WRITTEN INSTRUCTION: Make an exact copy of the entries, and keep any pictures out of it.

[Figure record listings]
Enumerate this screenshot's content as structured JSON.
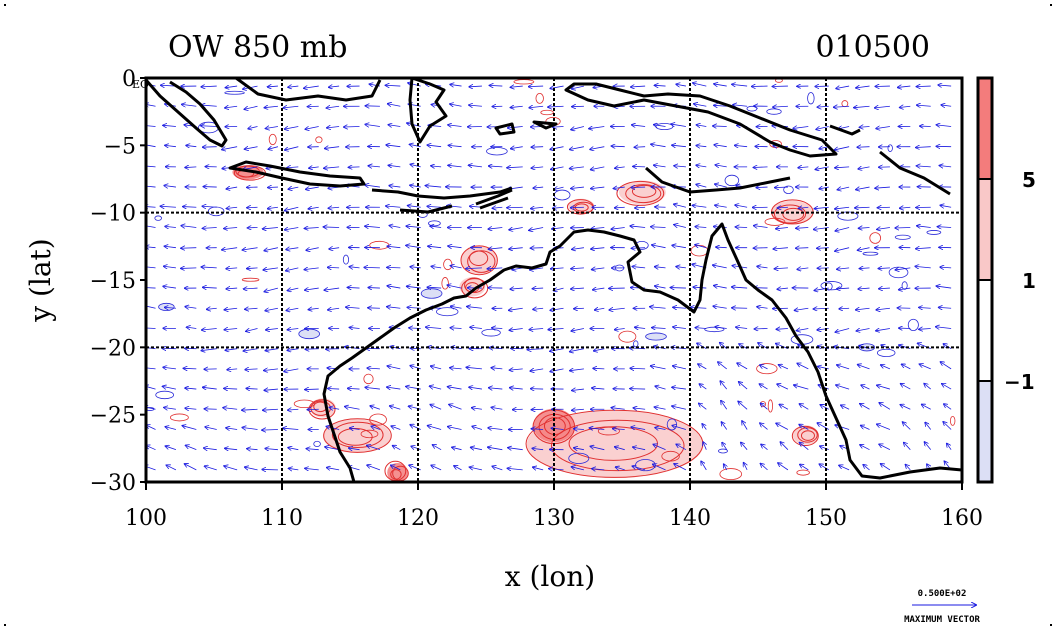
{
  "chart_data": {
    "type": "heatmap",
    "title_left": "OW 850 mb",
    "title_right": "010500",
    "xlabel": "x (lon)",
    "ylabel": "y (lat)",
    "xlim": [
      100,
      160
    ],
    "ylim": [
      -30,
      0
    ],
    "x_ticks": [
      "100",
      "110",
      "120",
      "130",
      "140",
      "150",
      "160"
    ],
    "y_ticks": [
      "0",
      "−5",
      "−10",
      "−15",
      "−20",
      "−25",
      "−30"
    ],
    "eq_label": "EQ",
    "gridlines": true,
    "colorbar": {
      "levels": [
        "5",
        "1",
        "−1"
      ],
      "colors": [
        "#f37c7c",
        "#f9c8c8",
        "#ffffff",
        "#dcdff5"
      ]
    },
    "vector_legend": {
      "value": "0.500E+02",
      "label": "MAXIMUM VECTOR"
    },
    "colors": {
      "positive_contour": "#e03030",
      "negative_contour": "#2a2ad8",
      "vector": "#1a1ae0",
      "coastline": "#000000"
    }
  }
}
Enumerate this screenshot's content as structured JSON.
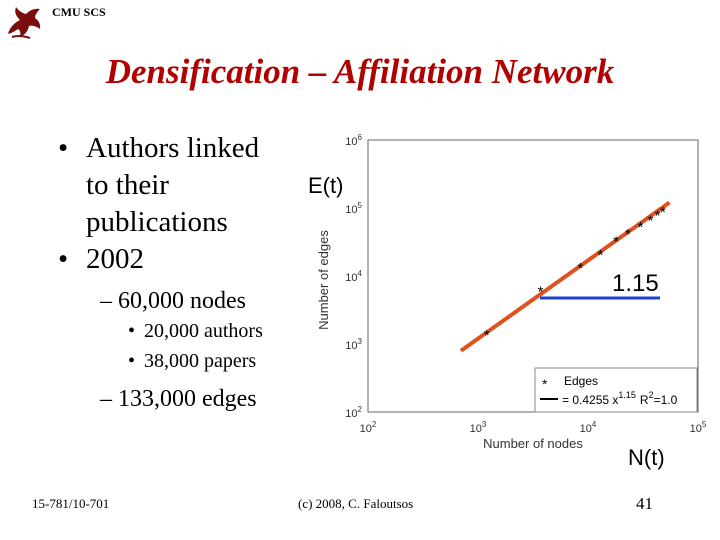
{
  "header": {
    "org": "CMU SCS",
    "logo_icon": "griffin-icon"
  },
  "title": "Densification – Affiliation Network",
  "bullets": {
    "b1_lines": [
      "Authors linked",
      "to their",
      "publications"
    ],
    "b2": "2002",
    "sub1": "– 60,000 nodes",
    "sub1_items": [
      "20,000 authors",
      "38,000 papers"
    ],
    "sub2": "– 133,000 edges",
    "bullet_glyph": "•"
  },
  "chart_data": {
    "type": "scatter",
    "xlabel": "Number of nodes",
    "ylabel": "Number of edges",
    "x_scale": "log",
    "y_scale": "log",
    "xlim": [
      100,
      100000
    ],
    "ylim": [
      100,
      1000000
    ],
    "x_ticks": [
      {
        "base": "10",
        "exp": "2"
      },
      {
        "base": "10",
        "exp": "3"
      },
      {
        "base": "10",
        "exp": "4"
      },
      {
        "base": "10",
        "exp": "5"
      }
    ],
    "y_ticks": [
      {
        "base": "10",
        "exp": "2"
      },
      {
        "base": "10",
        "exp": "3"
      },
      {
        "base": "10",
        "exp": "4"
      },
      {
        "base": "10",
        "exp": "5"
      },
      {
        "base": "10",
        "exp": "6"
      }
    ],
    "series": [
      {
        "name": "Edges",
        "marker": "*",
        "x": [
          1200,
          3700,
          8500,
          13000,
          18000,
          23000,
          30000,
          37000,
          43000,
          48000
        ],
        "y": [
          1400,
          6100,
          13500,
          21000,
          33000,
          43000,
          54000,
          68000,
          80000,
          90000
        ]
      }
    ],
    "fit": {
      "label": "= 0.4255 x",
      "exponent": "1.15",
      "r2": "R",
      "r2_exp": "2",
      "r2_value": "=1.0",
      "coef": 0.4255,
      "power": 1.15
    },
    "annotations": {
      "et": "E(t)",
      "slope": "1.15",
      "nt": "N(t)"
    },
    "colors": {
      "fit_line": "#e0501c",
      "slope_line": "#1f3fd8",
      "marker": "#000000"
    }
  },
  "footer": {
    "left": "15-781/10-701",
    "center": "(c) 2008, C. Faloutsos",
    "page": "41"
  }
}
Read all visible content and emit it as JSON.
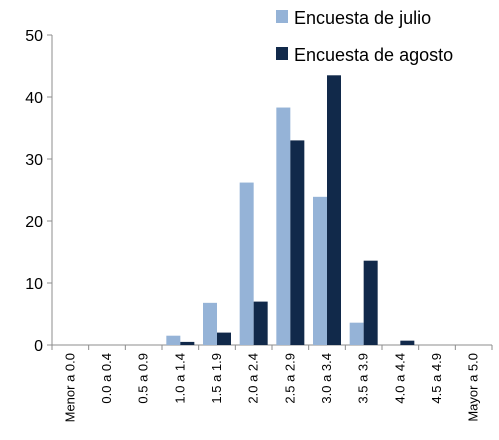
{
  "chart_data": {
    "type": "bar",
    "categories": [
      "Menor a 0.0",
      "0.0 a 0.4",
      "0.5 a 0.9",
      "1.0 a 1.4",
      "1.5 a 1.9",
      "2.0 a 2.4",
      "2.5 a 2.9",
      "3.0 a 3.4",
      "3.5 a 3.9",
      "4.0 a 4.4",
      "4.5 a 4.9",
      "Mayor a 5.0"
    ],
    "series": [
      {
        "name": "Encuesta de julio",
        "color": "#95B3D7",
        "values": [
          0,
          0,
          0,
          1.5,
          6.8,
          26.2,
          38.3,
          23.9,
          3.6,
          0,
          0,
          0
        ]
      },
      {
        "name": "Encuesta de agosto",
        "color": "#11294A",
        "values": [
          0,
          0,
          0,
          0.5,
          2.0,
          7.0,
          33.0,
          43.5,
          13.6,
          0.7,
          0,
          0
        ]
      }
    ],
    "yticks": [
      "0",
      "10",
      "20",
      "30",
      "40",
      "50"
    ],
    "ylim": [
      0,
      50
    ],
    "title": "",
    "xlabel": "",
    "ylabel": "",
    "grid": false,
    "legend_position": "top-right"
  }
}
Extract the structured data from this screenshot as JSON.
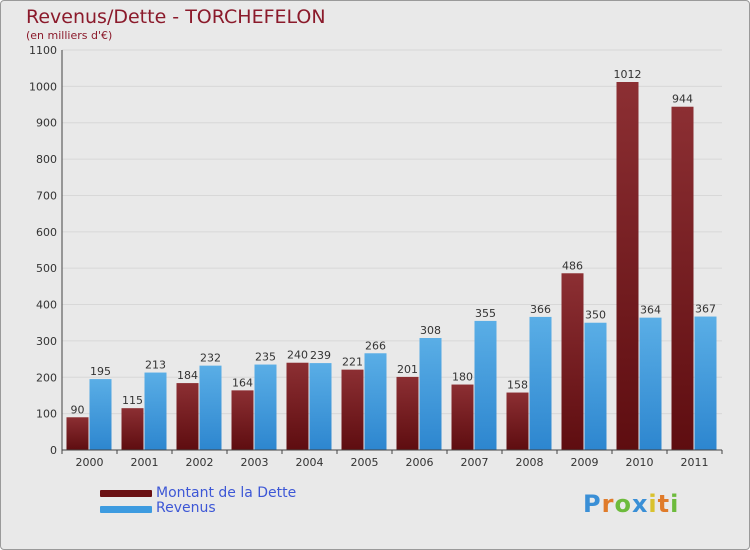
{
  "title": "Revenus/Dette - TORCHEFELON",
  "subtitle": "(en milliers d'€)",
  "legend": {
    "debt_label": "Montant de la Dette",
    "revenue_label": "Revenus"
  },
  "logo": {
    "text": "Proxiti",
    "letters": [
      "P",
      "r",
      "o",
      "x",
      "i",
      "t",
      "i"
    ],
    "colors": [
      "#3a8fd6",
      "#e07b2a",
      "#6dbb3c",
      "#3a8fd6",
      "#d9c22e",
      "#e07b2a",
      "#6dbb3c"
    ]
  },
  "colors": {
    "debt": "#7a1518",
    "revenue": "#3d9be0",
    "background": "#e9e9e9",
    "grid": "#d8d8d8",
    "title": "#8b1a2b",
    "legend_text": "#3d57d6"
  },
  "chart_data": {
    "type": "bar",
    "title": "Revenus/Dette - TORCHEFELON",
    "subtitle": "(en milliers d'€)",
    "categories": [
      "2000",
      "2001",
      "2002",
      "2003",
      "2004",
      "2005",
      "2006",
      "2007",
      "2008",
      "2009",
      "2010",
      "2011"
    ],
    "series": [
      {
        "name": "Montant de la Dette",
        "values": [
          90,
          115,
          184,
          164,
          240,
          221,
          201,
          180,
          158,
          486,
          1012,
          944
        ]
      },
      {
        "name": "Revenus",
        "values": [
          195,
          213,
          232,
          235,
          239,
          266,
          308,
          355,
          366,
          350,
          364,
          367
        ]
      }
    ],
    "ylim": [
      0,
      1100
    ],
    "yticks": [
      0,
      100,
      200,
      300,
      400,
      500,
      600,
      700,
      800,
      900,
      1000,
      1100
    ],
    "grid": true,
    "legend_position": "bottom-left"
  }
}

CORRECT RESPONSE:
Enumerate this screenshot's content as structured JSON.
{
  "chart_data": {
    "type": "heatmap",
    "title_left": "OW 850 mb",
    "title_right": "010500",
    "xlabel": "x (lon)",
    "ylabel": "y (lat)",
    "xlim": [
      100,
      160
    ],
    "ylim": [
      -30,
      0
    ],
    "x_ticks": [
      "100",
      "110",
      "120",
      "130",
      "140",
      "150",
      "160"
    ],
    "y_ticks": [
      "0",
      "−5",
      "−10",
      "−15",
      "−20",
      "−25",
      "−30"
    ],
    "eq_label": "EQ",
    "gridlines": true,
    "colorbar": {
      "levels": [
        "5",
        "1",
        "−1"
      ],
      "colors": [
        "#f37c7c",
        "#f9c8c8",
        "#ffffff",
        "#dcdff5"
      ]
    },
    "vector_legend": {
      "value": "0.500E+02",
      "label": "MAXIMUM VECTOR"
    },
    "colors": {
      "positive_contour": "#e03030",
      "negative_contour": "#2a2ad8",
      "vector": "#1a1ae0",
      "coastline": "#000000"
    }
  }
}
Enumerate this screenshot's content as structured JSON.
{
  "header": {
    "org": "CMU SCS",
    "logo_icon": "griffin-icon"
  },
  "title": "Densification – Affiliation Network",
  "bullets": {
    "b1_lines": [
      "Authors linked",
      "to their",
      "publications"
    ],
    "b2": "2002",
    "sub1": "– 60,000 nodes",
    "sub1_items": [
      "20,000 authors",
      "38,000 papers"
    ],
    "sub2": "– 133,000 edges",
    "bullet_glyph": "•"
  },
  "chart_data": {
    "type": "scatter",
    "xlabel": "Number of nodes",
    "ylabel": "Number of edges",
    "x_scale": "log",
    "y_scale": "log",
    "xlim": [
      100,
      100000
    ],
    "ylim": [
      100,
      1000000
    ],
    "x_ticks": [
      {
        "base": "10",
        "exp": "2"
      },
      {
        "base": "10",
        "exp": "3"
      },
      {
        "base": "10",
        "exp": "4"
      },
      {
        "base": "10",
        "exp": "5"
      }
    ],
    "y_ticks": [
      {
        "base": "10",
        "exp": "2"
      },
      {
        "base": "10",
        "exp": "3"
      },
      {
        "base": "10",
        "exp": "4"
      },
      {
        "base": "10",
        "exp": "5"
      },
      {
        "base": "10",
        "exp": "6"
      }
    ],
    "series": [
      {
        "name": "Edges",
        "marker": "*",
        "x": [
          1200,
          3700,
          8500,
          13000,
          18000,
          23000,
          30000,
          37000,
          43000,
          48000
        ],
        "y": [
          1400,
          6100,
          13500,
          21000,
          33000,
          43000,
          54000,
          68000,
          80000,
          90000
        ]
      }
    ],
    "fit": {
      "label": "= 0.4255 x",
      "exponent": "1.15",
      "r2": "R",
      "r2_exp": "2",
      "r2_value": "=1.0",
      "coef": 0.4255,
      "power": 1.15
    },
    "annotations": {
      "et": "E(t)",
      "slope": "1.15",
      "nt": "N(t)"
    },
    "colors": {
      "fit_line": "#e0501c",
      "slope_line": "#1f3fd8",
      "marker": "#000000"
    }
  },
  "footer": {
    "left": "15-781/10-701",
    "center": "(c) 2008, C. Faloutsos",
    "page": "41"
  }
}
Read all visible content and emit it as JSON.
{
  "chart_data": {
    "type": "bar",
    "categories": [
      "Menor a 0.0",
      "0.0 a 0.4",
      "0.5 a 0.9",
      "1.0 a 1.4",
      "1.5 a 1.9",
      "2.0 a 2.4",
      "2.5 a 2.9",
      "3.0 a 3.4",
      "3.5 a 3.9",
      "4.0 a 4.4",
      "4.5 a 4.9",
      "Mayor a 5.0"
    ],
    "series": [
      {
        "name": "Encuesta de julio",
        "color": "#95B3D7",
        "values": [
          0,
          0,
          0,
          1.5,
          6.8,
          26.2,
          38.3,
          23.9,
          3.6,
          0,
          0,
          0
        ]
      },
      {
        "name": "Encuesta de agosto",
        "color": "#11294A",
        "values": [
          0,
          0,
          0,
          0.5,
          2.0,
          7.0,
          33.0,
          43.5,
          13.6,
          0.7,
          0,
          0
        ]
      }
    ],
    "yticks": [
      "0",
      "10",
      "20",
      "30",
      "40",
      "50"
    ],
    "ylim": [
      0,
      50
    ],
    "title": "",
    "xlabel": "",
    "ylabel": "",
    "grid": false,
    "legend_position": "top-right"
  }
}
Extract the structured data from this screenshot as JSON.
{
  "title": "Revenus/Dette - TORCHEFELON",
  "subtitle": "(en milliers d'€)",
  "legend": {
    "debt_label": "Montant de la Dette",
    "revenue_label": "Revenus"
  },
  "logo": {
    "text": "Proxiti",
    "letters": [
      "P",
      "r",
      "o",
      "x",
      "i",
      "t",
      "i"
    ],
    "colors": [
      "#3a8fd6",
      "#e07b2a",
      "#6dbb3c",
      "#3a8fd6",
      "#d9c22e",
      "#e07b2a",
      "#6dbb3c"
    ]
  },
  "colors": {
    "debt": "#7a1518",
    "revenue": "#3d9be0",
    "background": "#e9e9e9",
    "grid": "#d8d8d8",
    "title": "#8b1a2b",
    "legend_text": "#3d57d6"
  },
  "chart_data": {
    "type": "bar",
    "title": "Revenus/Dette - TORCHEFELON",
    "subtitle": "(en milliers d'€)",
    "categories": [
      "2000",
      "2001",
      "2002",
      "2003",
      "2004",
      "2005",
      "2006",
      "2007",
      "2008",
      "2009",
      "2010",
      "2011"
    ],
    "series": [
      {
        "name": "Montant de la Dette",
        "values": [
          90,
          115,
          184,
          164,
          240,
          221,
          201,
          180,
          158,
          486,
          1012,
          944
        ]
      },
      {
        "name": "Revenus",
        "values": [
          195,
          213,
          232,
          235,
          239,
          266,
          308,
          355,
          366,
          350,
          364,
          367
        ]
      }
    ],
    "ylim": [
      0,
      1100
    ],
    "yticks": [
      0,
      100,
      200,
      300,
      400,
      500,
      600,
      700,
      800,
      900,
      1000,
      1100
    ],
    "grid": true,
    "legend_position": "bottom-left"
  }
}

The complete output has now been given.